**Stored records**
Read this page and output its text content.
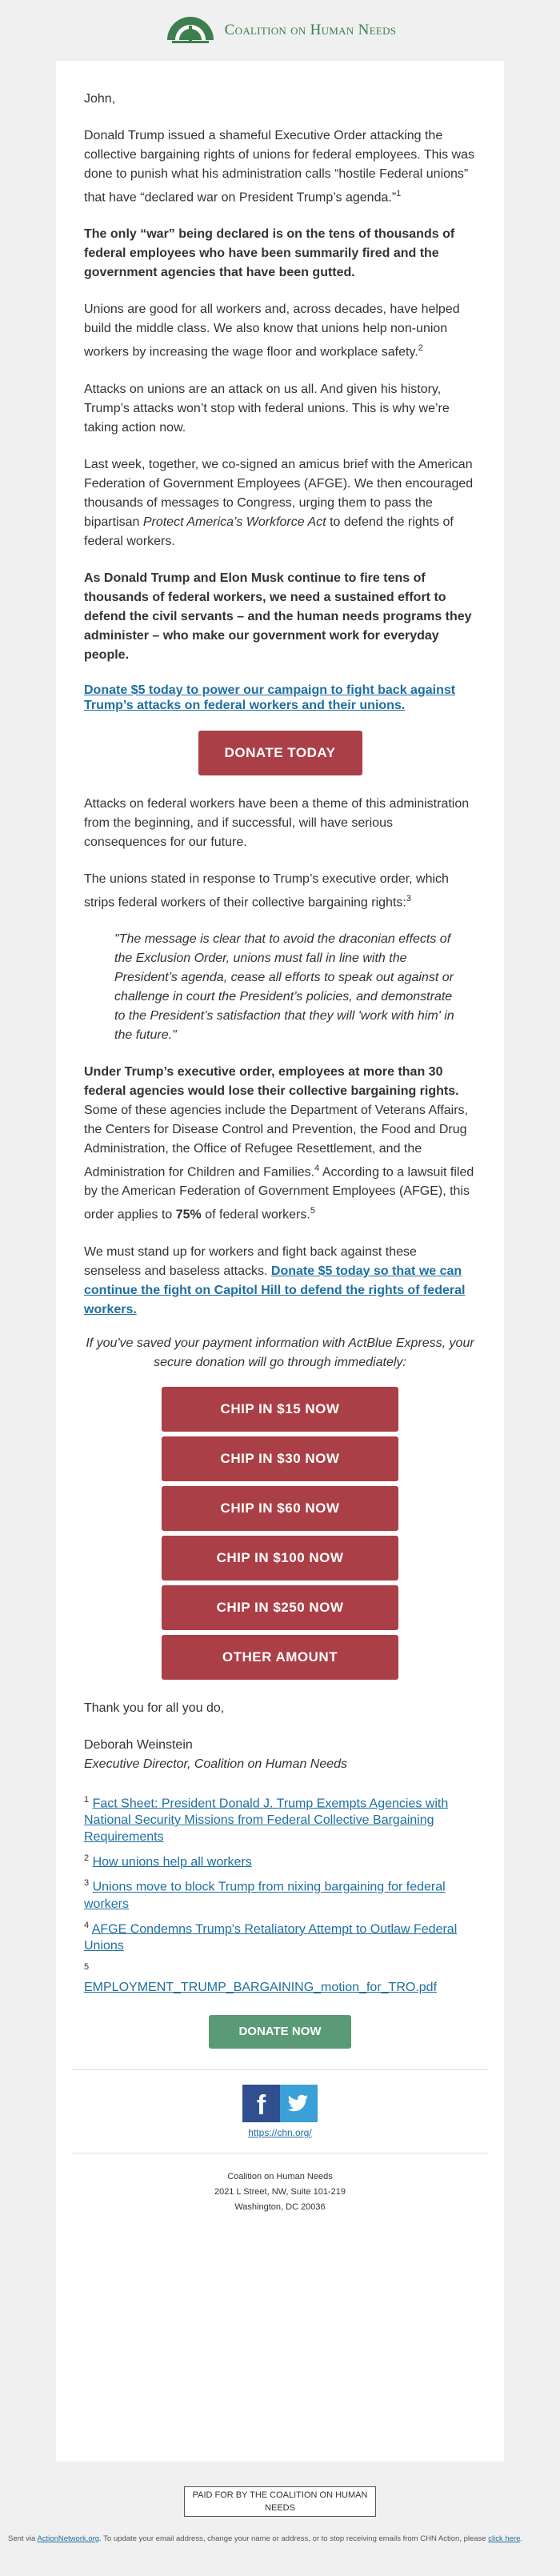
Coalition on Human Needs

John,

Donald Trump issued a shameful Executive Order attacking the collective bargaining rights of unions for federal employees. This was done to punish what his administration calls “hostile Federal unions” that have “declared war on President Trump’s agenda.”$^1$

The only “war” being declared is on the tens of thousands of federal employees who have been summarily fired and the government agencies that have been gutted.

Unions are good for all workers and, across decades, have helped build the middle class. We also know that unions help non-union workers by increasing the wage floor and workplace safety.$^2$

Attacks on unions are an attack on us all. And given his history, Trump’s attacks won’t stop with federal unions. This is why we’re taking action now.

Last week, together, we co-signed an amicus brief with the American Federation of Government Employees (AFGE). We then encouraged thousands of messages to Congress, urging them to pass the bipartisan Protect America’s Workforce Act to defend the rights of federal workers.

As Donald Trump and Elon Musk continue to fire tens of thousands of federal workers, we need a sustained effort to defend the civil servants – and the human needs programs they administer – who make our government work for everyday people.

Donate $5 today to power our campaign to fight back against Trump’s attacks on federal workers and their unions.

DONATE TODAY

Attacks on federal workers have been a theme of this administration from the beginning, and if successful, will have serious consequences for our future.

The unions stated in response to Trump’s executive order, which strips federal workers of their collective bargaining rights:$^3$

"The message is clear that to avoid the draconian effects of the Exclusion Order, unions must fall in line with the President’s agenda, cease all efforts to speak out against or challenge in court the President’s policies, and demonstrate to the President’s satisfaction that they will 'work with him' in the future."

Under Trump’s executive order, employees at more than 30 federal agencies would lose their collective bargaining rights. Some of these agencies include the Department of Veterans Affairs, the Centers for Disease Control and Prevention, the Food and Drug Administration, the Office of Refugee Resettlement, and the Administration for Children and Families.$^4$ According to a lawsuit filed by the American Federation of Government Employees (AFGE), this order applies to 75% of federal workers.$^5$

We must stand up for workers and fight back against these senseless and baseless attacks. Donate $5 today so that we can continue the fight on Capitol Hill to defend the rights of federal workers.

If you've saved your payment information with ActBlue Express, your secure donation will go through immediately:
CHIP IN $15 NOW
CHIP IN $30 NOW
CHIP IN $60 NOW
CHIP IN $100 NOW
CHIP IN $250 NOW
OTHER AMOUNT

Thank you for all you do,

Deborah Weinstein

Executive Director, Coalition on Human Needs

$^1$ Fact Sheet: President Donald J. Trump Exempts Agencies with National Security Missions from Federal Collective Bargaining Requirements
$^2$ How unions help all workers
$^3$ Unions move to block Trump from nixing bargaining for federal workers
$^4$ AFGE Condemns Trump's Retaliatory Attempt to Outlaw Federal Unions
$^5$
EMPLOYMENT_TRUMP_BARGAINING_motion_for_TRO.pdf
DONATE NOW
f
https://chn.org/
Coalition on Human Needs
2021 L Street, NW, Suite 101-219
Washington, DC 20036
PAID FOR BY THE COALITION ON HUMAN NEEDS
Sent via ActionNetwork.org. To update your email address, change your name or address, or to stop receiving emails from CHN Action, please click here.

**Problem to solve**
Leave the pictures out, and transcribe each of the records exactly.

**Solution to this exercise**
Read this page and output its text content.
Coalition on Human Needs

John,

Donald Trump issued a shameful Executive Order attacking the collective bargaining rights of unions for federal employees. This was done to punish what his administration calls “hostile Federal unions” that have “declared war on President Trump’s agenda.”$^1$

The only “war” being declared is on the tens of thousands of federal employees who have been summarily fired and the government agencies that have been gutted.

Unions are good for all workers and, across decades, have helped build the middle class. We also know that unions help non-union workers by increasing the wage floor and workplace safety.$^2$

Attacks on unions are an attack on us all. And given his history, Trump’s attacks won’t stop with federal unions. This is why we’re taking action now.

Last week, together, we co-signed an amicus brief with the American Federation of Government Employees (AFGE). We then encouraged thousands of messages to Congress, urging them to pass the bipartisan Protect America’s Workforce Act to defend the rights of federal workers.

As Donald Trump and Elon Musk continue to fire tens of thousands of federal workers, we need a sustained effort to defend the civil servants – and the human needs programs they administer – who make our government work for everyday people.

Donate $5 today to power our campaign to fight back against Trump’s attacks on federal workers and their unions.

DONATE TODAY

Attacks on federal workers have been a theme of this administration from the beginning, and if successful, will have serious consequences for our future.

The unions stated in response to Trump’s executive order, which strips federal workers of their collective bargaining rights:$^3$

"The message is clear that to avoid the draconian effects of the Exclusion Order, unions must fall in line with the President’s agenda, cease all efforts to speak out against or challenge in court the President’s policies, and demonstrate to the President’s satisfaction that they will 'work with him' in the future."

Under Trump’s executive order, employees at more than 30 federal agencies would lose their collective bargaining rights. Some of these agencies include the Department of Veterans Affairs, the Centers for Disease Control and Prevention, the Food and Drug Administration, the Office of Refugee Resettlement, and the Administration for Children and Families.$^4$ According to a lawsuit filed by the American Federation of Government Employees (AFGE), this order applies to 75% of federal workers.$^5$

We must stand up for workers and fight back against these senseless and baseless attacks. Donate $5 today so that we can continue the fight on Capitol Hill to defend the rights of federal workers.

If you've saved your payment information with ActBlue Express, your secure donation will go through immediately:
CHIP IN $15 NOW
CHIP IN $30 NOW
CHIP IN $60 NOW
CHIP IN $100 NOW
CHIP IN $250 NOW
OTHER AMOUNT

Thank you for all you do,

Deborah Weinstein

Executive Director, Coalition on Human Needs

$^1$ Fact Sheet: President Donald J. Trump Exempts Agencies with National Security Missions from Federal Collective Bargaining Requirements
$^2$ How unions help all workers
$^3$ Unions move to block Trump from nixing bargaining for federal workers
$^4$ AFGE Condemns Trump's Retaliatory Attempt to Outlaw Federal Unions
$^5$
EMPLOYMENT_TRUMP_BARGAINING_motion_for_TRO.pdf
DONATE NOW
f
https://chn.org/
Coalition on Human Needs
2021 L Street, NW, Suite 101-219
Washington, DC 20036
PAID FOR BY THE COALITION ON HUMAN NEEDS
Sent via ActionNetwork.org. To update your email address, change your name or address, or to stop receiving emails from CHN Action, please click here.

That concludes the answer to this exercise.